**EXERCISE TASK**
Would you transcribe the whole listing exactly, minus its pictures?

**PROVIDED MATERIAL**
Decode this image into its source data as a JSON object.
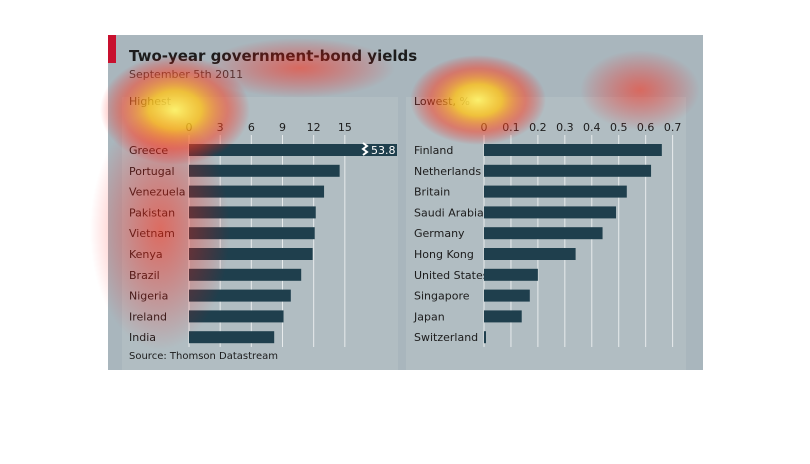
{
  "title": "Two-year government-bond yields",
  "subtitle": "September 5th 2011",
  "source": "Source: Thomson Datastream",
  "colors": {
    "bar": "#1f3f4d",
    "background": "#a9b6bd",
    "accent": "#c8102e",
    "grid": "#ffffff",
    "panel": "#b8c2c7"
  },
  "chart_data": [
    {
      "type": "bar",
      "orientation": "horizontal",
      "panel_label": "Highest",
      "categories": [
        "Greece",
        "Portugal",
        "Venezuela",
        "Pakistan",
        "Vietnam",
        "Kenya",
        "Brazil",
        "Nigeria",
        "Ireland",
        "India"
      ],
      "values": [
        53.8,
        14.5,
        13.0,
        12.2,
        12.1,
        11.9,
        10.8,
        9.8,
        9.1,
        8.2
      ],
      "value_labels": [
        "53.8",
        "",
        "",
        "",
        "",
        "",
        "",
        "",
        "",
        ""
      ],
      "xlim": [
        0,
        18
      ],
      "xticks": [
        0,
        3,
        6,
        9,
        12,
        15
      ],
      "tick_labels": [
        "0",
        "3",
        "6",
        "9",
        "12",
        "15"
      ],
      "truncated": [
        "Greece"
      ],
      "grid": true
    },
    {
      "type": "bar",
      "orientation": "horizontal",
      "panel_label": "Lowest, %",
      "categories": [
        "Finland",
        "Netherlands",
        "Britain",
        "Saudi Arabia",
        "Germany",
        "Hong Kong",
        "United States",
        "Singapore",
        "Japan",
        "Switzerland"
      ],
      "values": [
        0.66,
        0.62,
        0.53,
        0.49,
        0.44,
        0.34,
        0.2,
        0.17,
        0.14,
        0.005
      ],
      "xlim": [
        0,
        0.72
      ],
      "xticks": [
        0,
        0.1,
        0.2,
        0.3,
        0.4,
        0.5,
        0.6,
        0.7
      ],
      "tick_labels": [
        "0",
        "0.1",
        "0.2",
        "0.3",
        "0.4",
        "0.5",
        "0.6",
        "0.7"
      ],
      "grid": true
    }
  ]
}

**SOLUTION TO THIS EXERCISE**
Decode this image into its source data as a JSON object.
{
  "title": "Two-year government-bond yields",
  "subtitle": "September 5th 2011",
  "source": "Source: Thomson Datastream",
  "colors": {
    "bar": "#1f3f4d",
    "background": "#a9b6bd",
    "accent": "#c8102e",
    "grid": "#ffffff",
    "panel": "#b8c2c7"
  },
  "chart_data": [
    {
      "type": "bar",
      "orientation": "horizontal",
      "panel_label": "Highest",
      "categories": [
        "Greece",
        "Portugal",
        "Venezuela",
        "Pakistan",
        "Vietnam",
        "Kenya",
        "Brazil",
        "Nigeria",
        "Ireland",
        "India"
      ],
      "values": [
        53.8,
        14.5,
        13.0,
        12.2,
        12.1,
        11.9,
        10.8,
        9.8,
        9.1,
        8.2
      ],
      "value_labels": [
        "53.8",
        "",
        "",
        "",
        "",
        "",
        "",
        "",
        "",
        ""
      ],
      "xlim": [
        0,
        18
      ],
      "xticks": [
        0,
        3,
        6,
        9,
        12,
        15
      ],
      "tick_labels": [
        "0",
        "3",
        "6",
        "9",
        "12",
        "15"
      ],
      "truncated": [
        "Greece"
      ],
      "grid": true
    },
    {
      "type": "bar",
      "orientation": "horizontal",
      "panel_label": "Lowest, %",
      "categories": [
        "Finland",
        "Netherlands",
        "Britain",
        "Saudi Arabia",
        "Germany",
        "Hong Kong",
        "United States",
        "Singapore",
        "Japan",
        "Switzerland"
      ],
      "values": [
        0.66,
        0.62,
        0.53,
        0.49,
        0.44,
        0.34,
        0.2,
        0.17,
        0.14,
        0.005
      ],
      "xlim": [
        0,
        0.72
      ],
      "xticks": [
        0,
        0.1,
        0.2,
        0.3,
        0.4,
        0.5,
        0.6,
        0.7
      ],
      "tick_labels": [
        "0",
        "0.1",
        "0.2",
        "0.3",
        "0.4",
        "0.5",
        "0.6",
        "0.7"
      ],
      "grid": true
    }
  ]
}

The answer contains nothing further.